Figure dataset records

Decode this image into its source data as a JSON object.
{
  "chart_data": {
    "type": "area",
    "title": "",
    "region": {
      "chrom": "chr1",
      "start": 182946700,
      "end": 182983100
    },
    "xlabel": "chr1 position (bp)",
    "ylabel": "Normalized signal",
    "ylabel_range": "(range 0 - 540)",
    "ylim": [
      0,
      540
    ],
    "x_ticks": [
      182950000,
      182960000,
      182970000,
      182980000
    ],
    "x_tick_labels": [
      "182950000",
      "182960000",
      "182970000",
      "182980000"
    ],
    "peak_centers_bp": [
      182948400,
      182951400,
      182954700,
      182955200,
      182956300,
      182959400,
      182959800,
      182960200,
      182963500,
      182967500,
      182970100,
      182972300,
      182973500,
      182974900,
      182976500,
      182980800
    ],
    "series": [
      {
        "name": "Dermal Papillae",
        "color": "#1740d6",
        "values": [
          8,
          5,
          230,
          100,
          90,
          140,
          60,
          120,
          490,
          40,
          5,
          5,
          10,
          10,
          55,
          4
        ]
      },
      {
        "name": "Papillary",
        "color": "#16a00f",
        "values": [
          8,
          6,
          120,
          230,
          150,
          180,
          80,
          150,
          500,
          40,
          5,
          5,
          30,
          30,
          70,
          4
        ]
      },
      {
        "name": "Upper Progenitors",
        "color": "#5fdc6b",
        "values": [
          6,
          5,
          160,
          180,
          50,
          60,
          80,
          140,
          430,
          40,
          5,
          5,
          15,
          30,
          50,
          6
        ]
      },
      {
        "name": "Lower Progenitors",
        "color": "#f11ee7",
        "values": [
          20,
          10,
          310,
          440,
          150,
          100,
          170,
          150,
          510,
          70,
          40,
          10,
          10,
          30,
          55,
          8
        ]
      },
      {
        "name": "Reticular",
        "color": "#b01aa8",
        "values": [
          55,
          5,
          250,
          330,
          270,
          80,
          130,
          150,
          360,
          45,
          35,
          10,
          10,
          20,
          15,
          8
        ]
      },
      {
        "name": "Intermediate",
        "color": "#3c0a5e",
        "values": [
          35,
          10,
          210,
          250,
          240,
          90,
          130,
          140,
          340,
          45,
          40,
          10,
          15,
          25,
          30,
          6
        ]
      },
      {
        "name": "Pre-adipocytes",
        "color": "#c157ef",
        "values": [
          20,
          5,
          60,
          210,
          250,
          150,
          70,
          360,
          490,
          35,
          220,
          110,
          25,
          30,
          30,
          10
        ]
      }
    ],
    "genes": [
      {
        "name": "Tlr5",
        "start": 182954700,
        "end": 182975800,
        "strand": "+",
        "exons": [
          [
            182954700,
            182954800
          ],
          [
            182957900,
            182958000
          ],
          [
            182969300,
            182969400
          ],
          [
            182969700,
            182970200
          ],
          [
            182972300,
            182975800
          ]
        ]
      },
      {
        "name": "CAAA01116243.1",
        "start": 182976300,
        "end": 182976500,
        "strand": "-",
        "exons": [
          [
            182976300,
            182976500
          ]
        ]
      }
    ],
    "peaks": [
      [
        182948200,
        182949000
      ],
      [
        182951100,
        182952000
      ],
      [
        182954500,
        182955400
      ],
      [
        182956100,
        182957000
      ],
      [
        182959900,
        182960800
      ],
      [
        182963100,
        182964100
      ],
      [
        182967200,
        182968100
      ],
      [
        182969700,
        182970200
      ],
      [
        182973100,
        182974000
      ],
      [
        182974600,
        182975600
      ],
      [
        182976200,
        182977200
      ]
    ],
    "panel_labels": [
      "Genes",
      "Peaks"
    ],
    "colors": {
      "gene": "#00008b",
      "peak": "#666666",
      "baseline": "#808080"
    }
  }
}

-- Exercise --
Please show, exactly as written, every line above that contains the word "Progenitors".

-- Completed task --
        "name": "Upper Progenitors",
        "name": "Lower Progenitors",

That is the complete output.